(Recorded data)
━━━━
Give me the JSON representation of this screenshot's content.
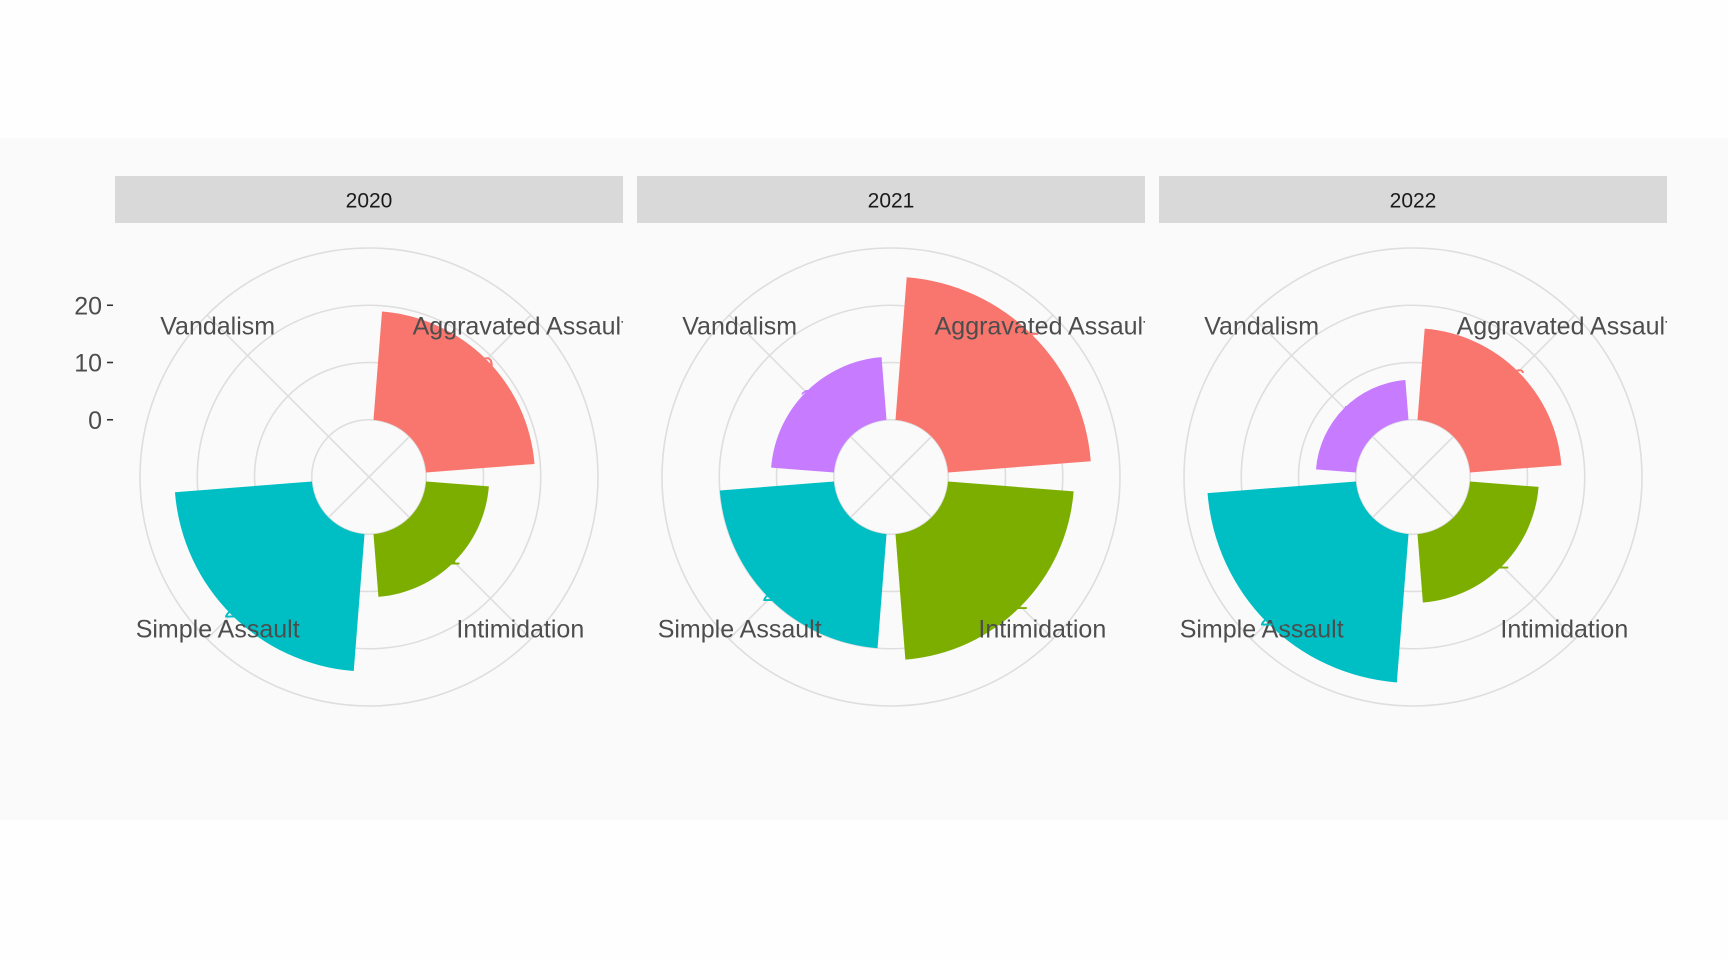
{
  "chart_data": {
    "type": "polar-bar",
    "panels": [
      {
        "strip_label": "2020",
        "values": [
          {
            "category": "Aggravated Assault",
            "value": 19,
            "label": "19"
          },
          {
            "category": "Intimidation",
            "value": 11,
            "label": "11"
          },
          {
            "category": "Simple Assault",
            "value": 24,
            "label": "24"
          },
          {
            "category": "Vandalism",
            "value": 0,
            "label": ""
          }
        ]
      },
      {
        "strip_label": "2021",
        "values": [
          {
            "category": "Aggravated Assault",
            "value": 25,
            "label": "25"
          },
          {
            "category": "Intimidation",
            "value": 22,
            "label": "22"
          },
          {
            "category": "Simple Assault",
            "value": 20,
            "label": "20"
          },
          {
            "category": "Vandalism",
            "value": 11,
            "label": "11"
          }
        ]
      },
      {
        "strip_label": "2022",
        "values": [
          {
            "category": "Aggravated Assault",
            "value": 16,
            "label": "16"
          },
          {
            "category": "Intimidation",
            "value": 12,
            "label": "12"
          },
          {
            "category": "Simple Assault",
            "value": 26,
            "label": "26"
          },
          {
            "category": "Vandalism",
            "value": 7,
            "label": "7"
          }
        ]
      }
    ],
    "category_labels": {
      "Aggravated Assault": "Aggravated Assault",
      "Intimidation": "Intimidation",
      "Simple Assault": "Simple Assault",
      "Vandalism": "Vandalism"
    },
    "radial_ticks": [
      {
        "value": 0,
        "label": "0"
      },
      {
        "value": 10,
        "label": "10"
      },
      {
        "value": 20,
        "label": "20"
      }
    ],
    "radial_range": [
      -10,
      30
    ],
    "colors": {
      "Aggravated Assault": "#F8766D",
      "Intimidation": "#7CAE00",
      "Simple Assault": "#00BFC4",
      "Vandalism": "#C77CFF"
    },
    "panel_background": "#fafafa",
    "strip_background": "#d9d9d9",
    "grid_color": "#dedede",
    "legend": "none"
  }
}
━━━━
Your objective
Write out each entry exactly as given, omitting any picture.

Written response
Give me the JSON representation of this screenshot's content.
{
  "chart_data": {
    "type": "polar-bar",
    "panels": [
      {
        "strip_label": "2020",
        "values": [
          {
            "category": "Aggravated Assault",
            "value": 19,
            "label": "19"
          },
          {
            "category": "Intimidation",
            "value": 11,
            "label": "11"
          },
          {
            "category": "Simple Assault",
            "value": 24,
            "label": "24"
          },
          {
            "category": "Vandalism",
            "value": 0,
            "label": ""
          }
        ]
      },
      {
        "strip_label": "2021",
        "values": [
          {
            "category": "Aggravated Assault",
            "value": 25,
            "label": "25"
          },
          {
            "category": "Intimidation",
            "value": 22,
            "label": "22"
          },
          {
            "category": "Simple Assault",
            "value": 20,
            "label": "20"
          },
          {
            "category": "Vandalism",
            "value": 11,
            "label": "11"
          }
        ]
      },
      {
        "strip_label": "2022",
        "values": [
          {
            "category": "Aggravated Assault",
            "value": 16,
            "label": "16"
          },
          {
            "category": "Intimidation",
            "value": 12,
            "label": "12"
          },
          {
            "category": "Simple Assault",
            "value": 26,
            "label": "26"
          },
          {
            "category": "Vandalism",
            "value": 7,
            "label": "7"
          }
        ]
      }
    ],
    "category_labels": {
      "Aggravated Assault": "Aggravated Assault",
      "Intimidation": "Intimidation",
      "Simple Assault": "Simple Assault",
      "Vandalism": "Vandalism"
    },
    "radial_ticks": [
      {
        "value": 0,
        "label": "0"
      },
      {
        "value": 10,
        "label": "10"
      },
      {
        "value": 20,
        "label": "20"
      }
    ],
    "radial_range": [
      -10,
      30
    ],
    "colors": {
      "Aggravated Assault": "#F8766D",
      "Intimidation": "#7CAE00",
      "Simple Assault": "#00BFC4",
      "Vandalism": "#C77CFF"
    },
    "panel_background": "#fafafa",
    "strip_background": "#d9d9d9",
    "grid_color": "#dedede",
    "legend": "none"
  }
}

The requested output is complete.